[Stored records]
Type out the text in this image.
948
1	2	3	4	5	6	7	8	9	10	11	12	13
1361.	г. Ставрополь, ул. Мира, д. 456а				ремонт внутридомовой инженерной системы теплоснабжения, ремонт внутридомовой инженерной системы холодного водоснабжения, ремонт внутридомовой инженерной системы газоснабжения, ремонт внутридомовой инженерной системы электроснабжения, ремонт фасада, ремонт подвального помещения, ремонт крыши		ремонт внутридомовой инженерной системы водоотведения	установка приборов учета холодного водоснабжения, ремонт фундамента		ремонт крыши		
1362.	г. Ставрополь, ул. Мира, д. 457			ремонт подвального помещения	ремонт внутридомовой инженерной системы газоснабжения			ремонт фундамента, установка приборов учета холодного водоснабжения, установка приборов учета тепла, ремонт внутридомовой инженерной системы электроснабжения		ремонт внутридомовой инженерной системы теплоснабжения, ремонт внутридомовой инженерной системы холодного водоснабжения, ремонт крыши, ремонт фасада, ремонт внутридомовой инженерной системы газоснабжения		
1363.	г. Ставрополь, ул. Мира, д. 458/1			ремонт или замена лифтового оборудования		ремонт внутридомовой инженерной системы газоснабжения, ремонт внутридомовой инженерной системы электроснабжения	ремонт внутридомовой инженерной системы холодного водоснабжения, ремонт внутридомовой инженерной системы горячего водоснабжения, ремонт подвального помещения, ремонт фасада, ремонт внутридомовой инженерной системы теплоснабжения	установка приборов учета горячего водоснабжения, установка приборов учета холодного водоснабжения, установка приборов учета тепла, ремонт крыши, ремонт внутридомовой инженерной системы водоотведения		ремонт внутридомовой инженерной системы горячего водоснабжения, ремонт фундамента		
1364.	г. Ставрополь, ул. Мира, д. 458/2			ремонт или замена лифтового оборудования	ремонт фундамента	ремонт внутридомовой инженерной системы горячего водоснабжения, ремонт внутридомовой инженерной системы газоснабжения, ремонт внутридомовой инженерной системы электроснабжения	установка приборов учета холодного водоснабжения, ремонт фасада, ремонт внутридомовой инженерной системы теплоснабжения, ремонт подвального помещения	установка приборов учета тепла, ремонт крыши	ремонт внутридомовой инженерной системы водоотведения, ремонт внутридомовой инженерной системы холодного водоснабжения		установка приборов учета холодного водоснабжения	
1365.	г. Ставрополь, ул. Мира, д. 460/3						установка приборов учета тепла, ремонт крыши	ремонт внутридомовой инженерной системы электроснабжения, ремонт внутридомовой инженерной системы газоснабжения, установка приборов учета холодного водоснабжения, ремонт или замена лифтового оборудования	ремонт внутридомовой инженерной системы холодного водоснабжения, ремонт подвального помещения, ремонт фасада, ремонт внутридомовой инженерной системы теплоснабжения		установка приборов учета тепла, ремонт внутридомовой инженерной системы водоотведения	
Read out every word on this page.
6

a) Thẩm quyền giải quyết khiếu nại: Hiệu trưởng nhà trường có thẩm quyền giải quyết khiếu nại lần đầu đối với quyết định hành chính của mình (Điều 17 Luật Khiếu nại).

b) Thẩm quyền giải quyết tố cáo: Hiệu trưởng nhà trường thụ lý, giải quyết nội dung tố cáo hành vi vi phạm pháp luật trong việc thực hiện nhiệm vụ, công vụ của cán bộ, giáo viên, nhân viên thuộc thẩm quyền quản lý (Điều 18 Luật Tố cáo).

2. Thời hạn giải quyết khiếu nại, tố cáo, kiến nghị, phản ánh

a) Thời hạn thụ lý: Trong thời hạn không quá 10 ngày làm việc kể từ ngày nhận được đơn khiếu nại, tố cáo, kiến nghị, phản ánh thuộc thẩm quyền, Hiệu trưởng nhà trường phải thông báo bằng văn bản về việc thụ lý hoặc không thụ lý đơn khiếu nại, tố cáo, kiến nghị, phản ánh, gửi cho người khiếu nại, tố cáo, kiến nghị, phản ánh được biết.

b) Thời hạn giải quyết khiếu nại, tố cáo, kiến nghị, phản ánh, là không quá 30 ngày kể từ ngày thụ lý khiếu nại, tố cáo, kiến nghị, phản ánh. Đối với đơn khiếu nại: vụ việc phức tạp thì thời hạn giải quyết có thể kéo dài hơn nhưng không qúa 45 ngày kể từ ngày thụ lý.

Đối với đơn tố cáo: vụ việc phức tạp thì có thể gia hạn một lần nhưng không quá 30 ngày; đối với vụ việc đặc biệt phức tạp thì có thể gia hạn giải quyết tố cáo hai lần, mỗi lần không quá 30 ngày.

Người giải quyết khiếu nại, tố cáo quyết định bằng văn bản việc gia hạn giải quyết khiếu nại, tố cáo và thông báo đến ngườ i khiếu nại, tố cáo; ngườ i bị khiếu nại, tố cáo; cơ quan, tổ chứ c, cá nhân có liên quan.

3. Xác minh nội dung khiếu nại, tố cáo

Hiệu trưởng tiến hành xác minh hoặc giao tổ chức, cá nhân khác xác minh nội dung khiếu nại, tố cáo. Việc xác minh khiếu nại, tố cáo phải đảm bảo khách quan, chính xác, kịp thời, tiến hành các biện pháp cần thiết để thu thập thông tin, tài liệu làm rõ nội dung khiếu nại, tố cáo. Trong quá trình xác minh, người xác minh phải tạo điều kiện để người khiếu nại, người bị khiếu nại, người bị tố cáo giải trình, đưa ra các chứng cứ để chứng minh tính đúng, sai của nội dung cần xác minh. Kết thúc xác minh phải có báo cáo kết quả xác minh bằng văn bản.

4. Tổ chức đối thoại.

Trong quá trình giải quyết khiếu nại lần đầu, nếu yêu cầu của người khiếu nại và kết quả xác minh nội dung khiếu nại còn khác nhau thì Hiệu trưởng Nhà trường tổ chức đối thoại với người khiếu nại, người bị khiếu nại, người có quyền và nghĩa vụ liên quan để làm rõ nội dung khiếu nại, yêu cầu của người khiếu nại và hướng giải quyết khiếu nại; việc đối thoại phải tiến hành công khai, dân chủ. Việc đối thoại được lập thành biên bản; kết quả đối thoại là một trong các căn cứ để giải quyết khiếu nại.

▶ [Required work]:
Identify all lines in the records above with the word "thuộc".

▶ [Response to this exercise]:
b) Thẩm quyền giải quyết tố cáo: Hiệu trưởng nhà trường thụ lý, giải quyết nội dung tố cáo hành vi vi phạm pháp luật trong việc thực hiện nhiệm vụ, công vụ của cán bộ, giáo viên, nhân viên thuộc thẩm quyền quản lý (Điều 18 Luật Tố cáo).
a) Thời hạn thụ lý: Trong thời hạn không quá 10 ngày làm việc kể từ ngày nhận được đơn khiếu nại, tố cáo, kiến nghị, phản ánh thuộc thẩm quyền, Hiệu trưởng nhà trường phải thông báo bằng văn bản về việc thụ lý hoặc không thụ lý đơn khiếu nại, tố cáo, kiến nghị, phản ánh, gửi cho người khiếu nại, tố cáo, kiến nghị, phản ánh được biết.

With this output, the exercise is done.